▽
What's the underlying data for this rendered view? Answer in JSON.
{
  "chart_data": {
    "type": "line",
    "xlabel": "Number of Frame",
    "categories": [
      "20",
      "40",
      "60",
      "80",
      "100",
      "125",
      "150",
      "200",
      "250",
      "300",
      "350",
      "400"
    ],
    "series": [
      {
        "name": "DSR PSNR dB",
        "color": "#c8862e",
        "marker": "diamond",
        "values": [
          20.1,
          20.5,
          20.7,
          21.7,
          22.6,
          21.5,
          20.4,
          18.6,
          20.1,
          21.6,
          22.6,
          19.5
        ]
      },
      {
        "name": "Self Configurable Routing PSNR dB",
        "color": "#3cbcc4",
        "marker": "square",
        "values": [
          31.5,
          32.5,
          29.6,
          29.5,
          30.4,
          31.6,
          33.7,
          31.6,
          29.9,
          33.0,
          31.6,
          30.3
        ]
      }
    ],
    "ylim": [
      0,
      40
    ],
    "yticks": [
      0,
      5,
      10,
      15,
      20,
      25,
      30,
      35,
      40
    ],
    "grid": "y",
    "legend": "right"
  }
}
△
*Job*:
Copy out all of the lines above exactly.

*Solution for this problem*:
What's the underlying data for this rendered view? Answer in JSON.
{
  "chart_data": {
    "type": "line",
    "xlabel": "Number of Frame",
    "categories": [
      "20",
      "40",
      "60",
      "80",
      "100",
      "125",
      "150",
      "200",
      "250",
      "300",
      "350",
      "400"
    ],
    "series": [
      {
        "name": "DSR PSNR dB",
        "color": "#c8862e",
        "marker": "diamond",
        "values": [
          20.1,
          20.5,
          20.7,
          21.7,
          22.6,
          21.5,
          20.4,
          18.6,
          20.1,
          21.6,
          22.6,
          19.5
        ]
      },
      {
        "name": "Self Configurable Routing PSNR dB",
        "color": "#3cbcc4",
        "marker": "square",
        "values": [
          31.5,
          32.5,
          29.6,
          29.5,
          30.4,
          31.6,
          33.7,
          31.6,
          29.9,
          33.0,
          31.6,
          30.3
        ]
      }
    ],
    "ylim": [
      0,
      40
    ],
    "yticks": [
      0,
      5,
      10,
      15,
      20,
      25,
      30,
      35,
      40
    ],
    "grid": "y",
    "legend": "right"
  }
}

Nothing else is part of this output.